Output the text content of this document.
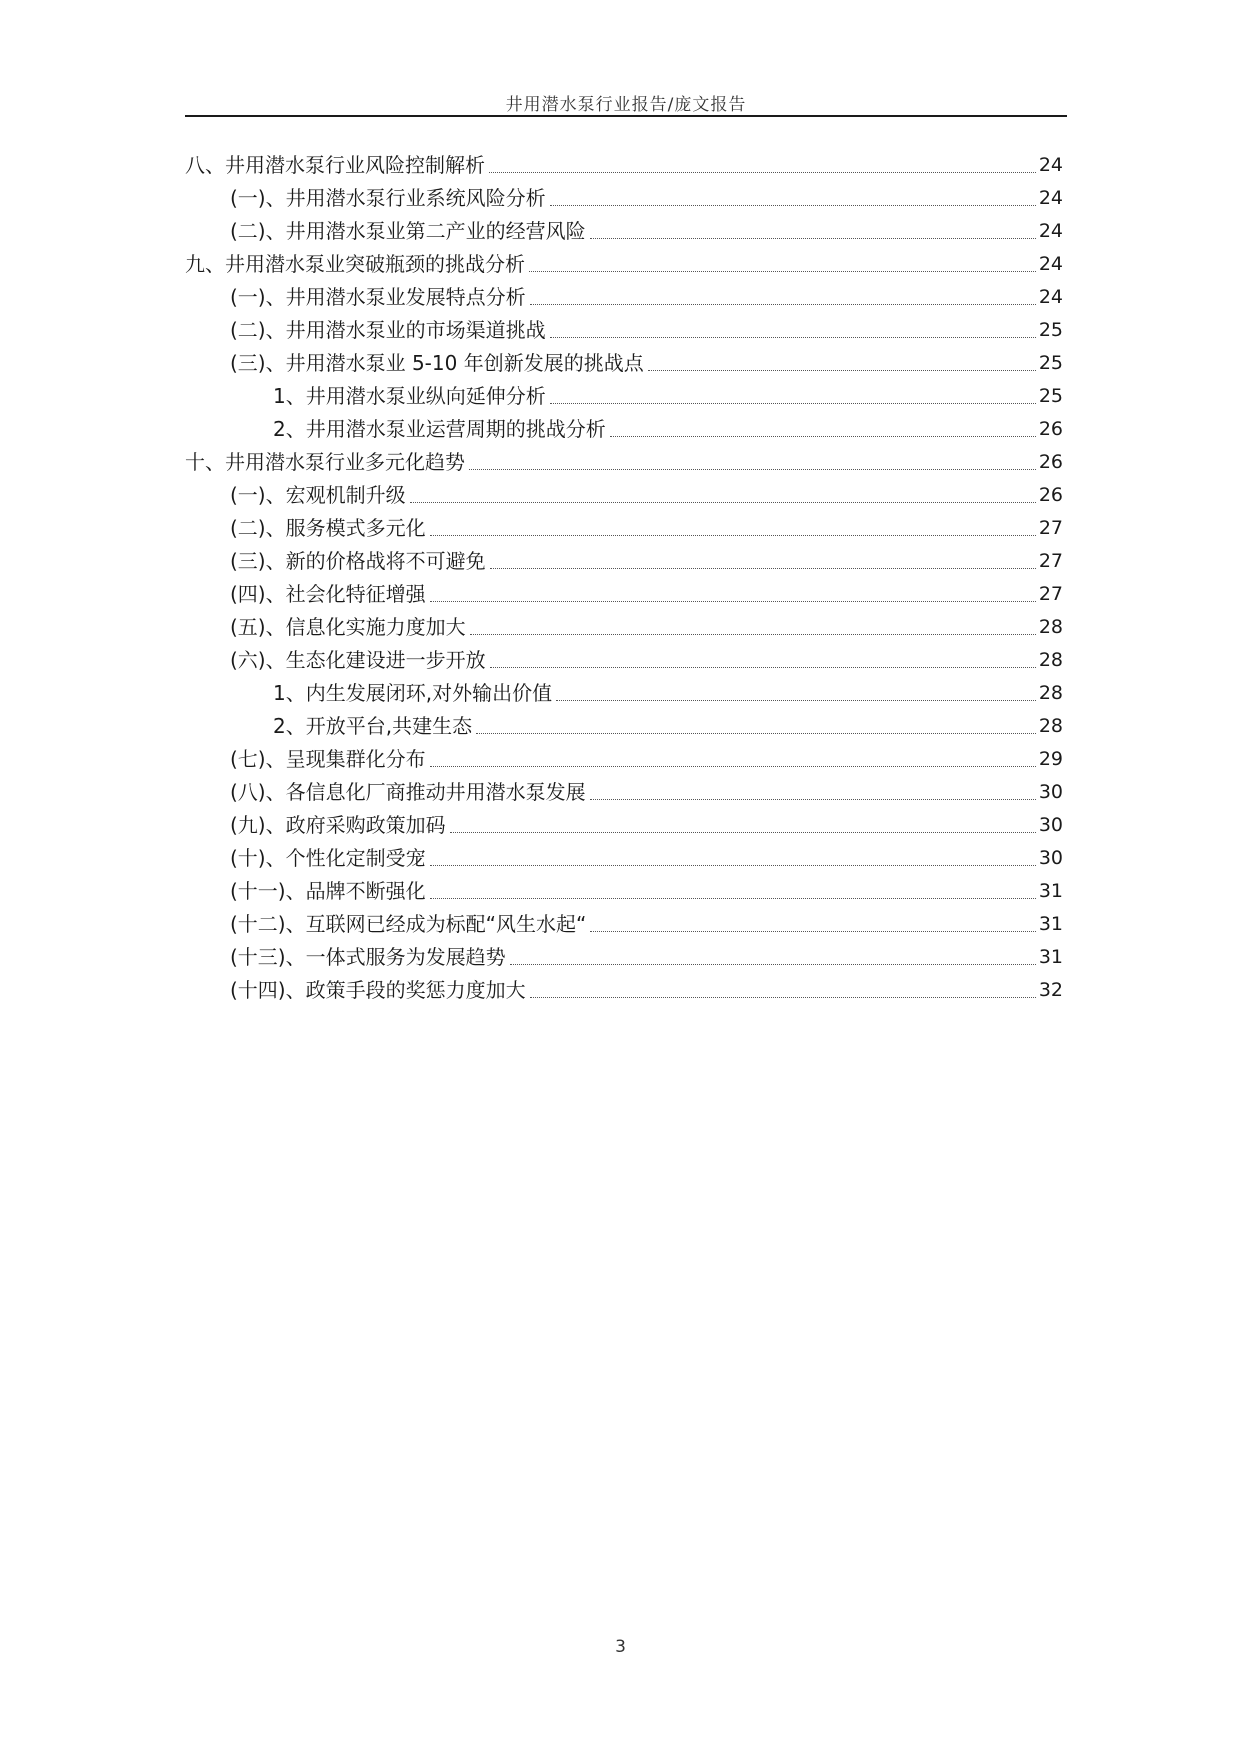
井用潜水泵行业报告/庞文报告
八、井用潜水泵行业风险控制解析	24
(一)、井用潜水泵行业系统风险分析	24
(二)、井用潜水泵业第二产业的经营风险	24
九、井用潜水泵业突破瓶颈的挑战分析	24
(一)、井用潜水泵业发展特点分析	24
(二)、井用潜水泵业的市场渠道挑战	25
(三)、井用潜水泵业 5-10 年创新发展的挑战点	25
1、井用潜水泵业纵向延伸分析	25
2、井用潜水泵业运营周期的挑战分析	26
十、井用潜水泵行业多元化趋势	26
(一)、宏观机制升级	26
(二)、服务模式多元化	27
(三)、新的价格战将不可避免	27
(四)、社会化特征增强	27
(五)、信息化实施力度加大	28
(六)、生态化建设进一步开放	28
1、内生发展闭环,对外输出价值	28
2、开放平台,共建生态	28
(七)、呈现集群化分布	29
(八)、各信息化厂商推动井用潜水泵发展	30
(九)、政府采购政策加码	30
(十)、个性化定制受宠	30
(十一)、品牌不断强化	31
(十二)、互联网已经成为标配“风生水起“	31
(十三)、一体式服务为发展趋势	31
(十四)、政策手段的奖惩力度加大	32
3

§ **What the exercise asks**: Pictures are to be left out; the records above must be repeated word for word.

§ **Solution for this task**:
Output the text content of this document.
井用潜水泵行业报告/庞文报告
八、井用潜水泵行业风险控制解析	24
(一)、井用潜水泵行业系统风险分析	24
(二)、井用潜水泵业第二产业的经营风险	24
九、井用潜水泵业突破瓶颈的挑战分析	24
(一)、井用潜水泵业发展特点分析	24
(二)、井用潜水泵业的市场渠道挑战	25
(三)、井用潜水泵业 5-10 年创新发展的挑战点	25
1、井用潜水泵业纵向延伸分析	25
2、井用潜水泵业运营周期的挑战分析	26
十、井用潜水泵行业多元化趋势	26
(一)、宏观机制升级	26
(二)、服务模式多元化	27
(三)、新的价格战将不可避免	27
(四)、社会化特征增强	27
(五)、信息化实施力度加大	28
(六)、生态化建设进一步开放	28
1、内生发展闭环,对外输出价值	28
2、开放平台,共建生态	28
(七)、呈现集群化分布	29
(八)、各信息化厂商推动井用潜水泵发展	30
(九)、政府采购政策加码	30
(十)、个性化定制受宠	30
(十一)、品牌不断强化	31
(十二)、互联网已经成为标配“风生水起“	31
(十三)、一体式服务为发展趋势	31
(十四)、政策手段的奖惩力度加大	32
3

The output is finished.